(Extracted data entries)

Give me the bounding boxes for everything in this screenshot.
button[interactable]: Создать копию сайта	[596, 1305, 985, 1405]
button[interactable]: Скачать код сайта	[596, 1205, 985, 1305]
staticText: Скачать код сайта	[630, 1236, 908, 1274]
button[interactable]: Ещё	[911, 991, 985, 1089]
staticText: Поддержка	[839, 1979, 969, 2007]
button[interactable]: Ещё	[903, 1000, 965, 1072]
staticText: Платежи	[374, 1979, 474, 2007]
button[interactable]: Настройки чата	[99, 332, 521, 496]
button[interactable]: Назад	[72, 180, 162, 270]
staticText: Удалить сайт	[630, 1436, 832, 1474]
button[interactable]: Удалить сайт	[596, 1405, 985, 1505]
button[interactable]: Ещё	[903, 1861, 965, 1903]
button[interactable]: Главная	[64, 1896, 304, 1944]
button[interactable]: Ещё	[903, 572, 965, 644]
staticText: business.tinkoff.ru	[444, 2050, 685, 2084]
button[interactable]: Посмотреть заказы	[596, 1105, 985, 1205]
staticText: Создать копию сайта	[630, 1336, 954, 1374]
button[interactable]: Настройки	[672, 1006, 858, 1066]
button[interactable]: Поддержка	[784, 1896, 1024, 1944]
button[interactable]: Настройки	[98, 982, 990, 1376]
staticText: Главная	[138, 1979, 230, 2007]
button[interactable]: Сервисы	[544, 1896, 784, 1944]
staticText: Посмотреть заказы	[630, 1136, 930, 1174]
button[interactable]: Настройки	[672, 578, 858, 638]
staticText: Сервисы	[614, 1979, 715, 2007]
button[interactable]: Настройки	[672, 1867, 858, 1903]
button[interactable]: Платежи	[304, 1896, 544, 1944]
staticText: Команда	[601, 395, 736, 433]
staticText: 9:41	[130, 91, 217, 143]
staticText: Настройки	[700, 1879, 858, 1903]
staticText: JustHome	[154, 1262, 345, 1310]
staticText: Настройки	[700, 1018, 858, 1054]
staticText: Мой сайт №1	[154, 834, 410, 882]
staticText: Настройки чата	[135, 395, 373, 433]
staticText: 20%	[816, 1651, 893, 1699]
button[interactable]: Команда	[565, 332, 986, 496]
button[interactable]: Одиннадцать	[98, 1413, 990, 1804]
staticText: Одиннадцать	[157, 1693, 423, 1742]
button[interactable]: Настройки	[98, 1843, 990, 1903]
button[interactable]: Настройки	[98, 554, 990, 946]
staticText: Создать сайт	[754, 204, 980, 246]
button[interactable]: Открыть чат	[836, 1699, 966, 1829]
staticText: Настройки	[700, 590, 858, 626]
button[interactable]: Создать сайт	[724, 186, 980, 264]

Exercise details: Reproduce every line of the entries above character for character, changing nothing.

Task output:
Give me the bounding boxes for everything in this screenshot.
button[interactable]: Создать копию сайта	[596, 1305, 985, 1405]
button[interactable]: Скачать код сайта	[596, 1205, 985, 1305]
staticText: Скачать код сайта	[630, 1236, 908, 1274]
button[interactable]: Ещё	[911, 991, 985, 1089]
staticText: Поддержка	[839, 1979, 969, 2007]
button[interactable]: Ещё	[903, 1000, 965, 1072]
staticText: Платежи	[374, 1979, 474, 2007]
button[interactable]: Настройки чата	[99, 332, 521, 496]
button[interactable]: Назад	[72, 180, 162, 270]
staticText: Удалить сайт	[630, 1436, 832, 1474]
button[interactable]: Удалить сайт	[596, 1405, 985, 1505]
button[interactable]: Ещё	[903, 1861, 965, 1903]
button[interactable]: Главная	[64, 1896, 304, 1944]
button[interactable]: Ещё	[903, 572, 965, 644]
staticText: business.tinkoff.ru	[444, 2050, 685, 2084]
button[interactable]: Посмотреть заказы	[596, 1105, 985, 1205]
staticText: Создать копию сайта	[630, 1336, 954, 1374]
button[interactable]: Настройки	[672, 1006, 858, 1066]
button[interactable]: Поддержка	[784, 1896, 1024, 1944]
button[interactable]: Настройки	[98, 982, 990, 1376]
staticText: Главная	[138, 1979, 230, 2007]
button[interactable]: Сервисы	[544, 1896, 784, 1944]
staticText: Посмотреть заказы	[630, 1136, 930, 1174]
button[interactable]: Настройки	[672, 578, 858, 638]
staticText: Сервисы	[614, 1979, 715, 2007]
button[interactable]: Настройки	[672, 1867, 858, 1903]
button[interactable]: Платежи	[304, 1896, 544, 1944]
staticText: Команда	[601, 395, 736, 433]
staticText: 9:41	[130, 91, 217, 143]
staticText: Настройки	[700, 1879, 858, 1903]
staticText: JustHome	[154, 1262, 345, 1310]
staticText: Настройки	[700, 1018, 858, 1054]
staticText: Мой сайт №1	[154, 834, 410, 882]
staticText: Настройки чата	[135, 395, 373, 433]
staticText: 20%	[816, 1651, 893, 1699]
button[interactable]: Команда	[565, 332, 986, 496]
button[interactable]: Одиннадцать	[98, 1413, 990, 1804]
staticText: Одиннадцать	[157, 1693, 423, 1742]
button[interactable]: Настройки	[98, 1843, 990, 1903]
button[interactable]: Настройки	[98, 554, 990, 946]
staticText: Создать сайт	[754, 204, 980, 246]
button[interactable]: Открыть чат	[836, 1699, 966, 1829]
staticText: Настройки	[700, 590, 858, 626]
button[interactable]: Создать сайт	[724, 186, 980, 264]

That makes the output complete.